Collect each line holding the string "SENER".

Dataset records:
▬▬▬▬▬▬
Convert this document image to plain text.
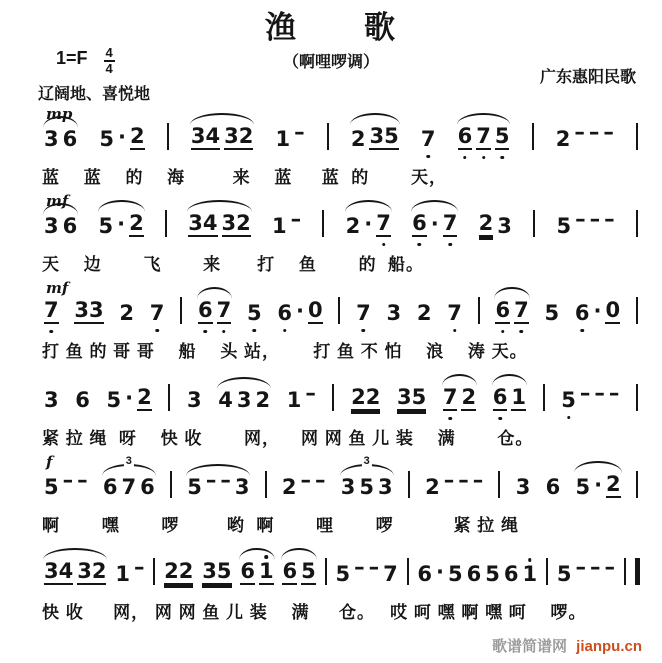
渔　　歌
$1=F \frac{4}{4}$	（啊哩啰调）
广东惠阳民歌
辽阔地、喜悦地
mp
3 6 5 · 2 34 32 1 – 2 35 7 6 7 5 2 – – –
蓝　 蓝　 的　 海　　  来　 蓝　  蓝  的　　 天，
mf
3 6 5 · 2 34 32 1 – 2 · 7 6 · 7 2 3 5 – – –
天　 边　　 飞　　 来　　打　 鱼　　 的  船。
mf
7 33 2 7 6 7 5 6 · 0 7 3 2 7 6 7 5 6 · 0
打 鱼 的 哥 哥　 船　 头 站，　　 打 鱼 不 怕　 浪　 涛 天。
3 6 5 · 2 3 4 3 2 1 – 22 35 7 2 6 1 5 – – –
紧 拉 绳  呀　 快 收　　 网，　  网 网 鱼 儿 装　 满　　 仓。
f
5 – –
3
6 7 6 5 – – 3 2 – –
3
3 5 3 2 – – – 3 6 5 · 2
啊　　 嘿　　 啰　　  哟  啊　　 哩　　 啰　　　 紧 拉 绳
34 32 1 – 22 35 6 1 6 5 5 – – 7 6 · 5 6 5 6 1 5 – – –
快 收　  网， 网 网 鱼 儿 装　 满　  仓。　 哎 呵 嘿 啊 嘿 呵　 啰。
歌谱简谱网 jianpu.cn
▬▬▬▬▬▬
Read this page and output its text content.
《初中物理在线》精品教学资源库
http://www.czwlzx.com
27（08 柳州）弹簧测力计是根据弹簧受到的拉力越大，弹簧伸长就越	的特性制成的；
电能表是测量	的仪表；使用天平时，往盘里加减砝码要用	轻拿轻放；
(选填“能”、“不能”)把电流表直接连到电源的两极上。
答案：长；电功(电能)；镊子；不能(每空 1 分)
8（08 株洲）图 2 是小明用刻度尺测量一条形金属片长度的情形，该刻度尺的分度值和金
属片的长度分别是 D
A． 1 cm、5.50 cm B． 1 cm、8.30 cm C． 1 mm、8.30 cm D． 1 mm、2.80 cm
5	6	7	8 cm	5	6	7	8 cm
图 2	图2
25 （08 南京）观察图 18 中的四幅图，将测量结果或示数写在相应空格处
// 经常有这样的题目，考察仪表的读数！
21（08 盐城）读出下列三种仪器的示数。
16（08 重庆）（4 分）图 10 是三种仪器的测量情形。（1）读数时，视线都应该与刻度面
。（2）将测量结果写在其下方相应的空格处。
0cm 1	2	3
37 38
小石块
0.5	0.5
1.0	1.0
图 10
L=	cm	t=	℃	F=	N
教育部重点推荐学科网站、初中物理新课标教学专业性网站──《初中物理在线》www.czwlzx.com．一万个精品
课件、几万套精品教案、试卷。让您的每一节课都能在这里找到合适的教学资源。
▬▬▬▬▬▬
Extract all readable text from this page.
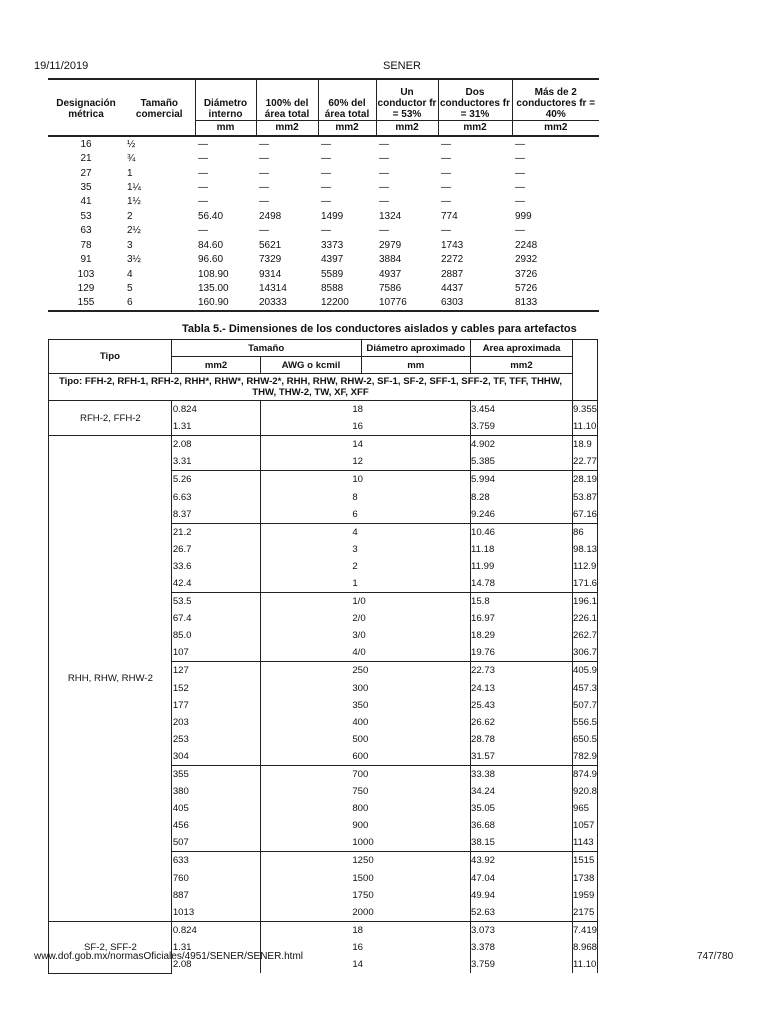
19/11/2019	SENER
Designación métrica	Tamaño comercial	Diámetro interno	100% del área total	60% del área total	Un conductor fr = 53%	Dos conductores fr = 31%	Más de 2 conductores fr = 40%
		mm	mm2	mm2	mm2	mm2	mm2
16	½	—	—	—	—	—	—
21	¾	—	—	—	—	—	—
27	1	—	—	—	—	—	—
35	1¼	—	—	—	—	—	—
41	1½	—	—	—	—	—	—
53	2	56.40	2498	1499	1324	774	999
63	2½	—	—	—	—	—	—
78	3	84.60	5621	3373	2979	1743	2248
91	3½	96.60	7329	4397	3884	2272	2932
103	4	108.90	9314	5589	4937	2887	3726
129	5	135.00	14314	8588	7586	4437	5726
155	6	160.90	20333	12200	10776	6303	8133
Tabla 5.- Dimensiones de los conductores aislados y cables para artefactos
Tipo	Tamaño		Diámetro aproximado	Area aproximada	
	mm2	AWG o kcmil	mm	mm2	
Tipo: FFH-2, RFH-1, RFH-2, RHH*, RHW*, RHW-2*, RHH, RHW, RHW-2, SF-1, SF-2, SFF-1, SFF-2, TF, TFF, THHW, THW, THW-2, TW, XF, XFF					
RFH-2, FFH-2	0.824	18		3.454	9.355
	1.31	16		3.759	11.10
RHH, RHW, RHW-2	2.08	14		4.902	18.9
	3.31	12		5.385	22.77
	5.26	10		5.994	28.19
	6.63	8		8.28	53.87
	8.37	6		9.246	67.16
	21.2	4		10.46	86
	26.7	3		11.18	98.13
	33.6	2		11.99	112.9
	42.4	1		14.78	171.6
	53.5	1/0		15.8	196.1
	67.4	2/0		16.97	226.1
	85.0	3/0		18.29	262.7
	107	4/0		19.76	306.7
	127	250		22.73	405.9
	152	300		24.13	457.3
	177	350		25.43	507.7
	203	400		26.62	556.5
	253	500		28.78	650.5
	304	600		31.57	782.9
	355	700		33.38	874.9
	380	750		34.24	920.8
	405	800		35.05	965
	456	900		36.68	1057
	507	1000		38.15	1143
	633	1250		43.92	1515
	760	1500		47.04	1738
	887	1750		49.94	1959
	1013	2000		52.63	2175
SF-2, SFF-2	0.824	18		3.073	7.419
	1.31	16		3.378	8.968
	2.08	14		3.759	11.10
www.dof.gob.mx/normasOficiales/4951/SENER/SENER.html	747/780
▬▬▬▬▬▬
[Solution]
19/11/2019	SENER
www.dof.gob.mx/normasOficiales/4951/SENER/SENER.html	747/780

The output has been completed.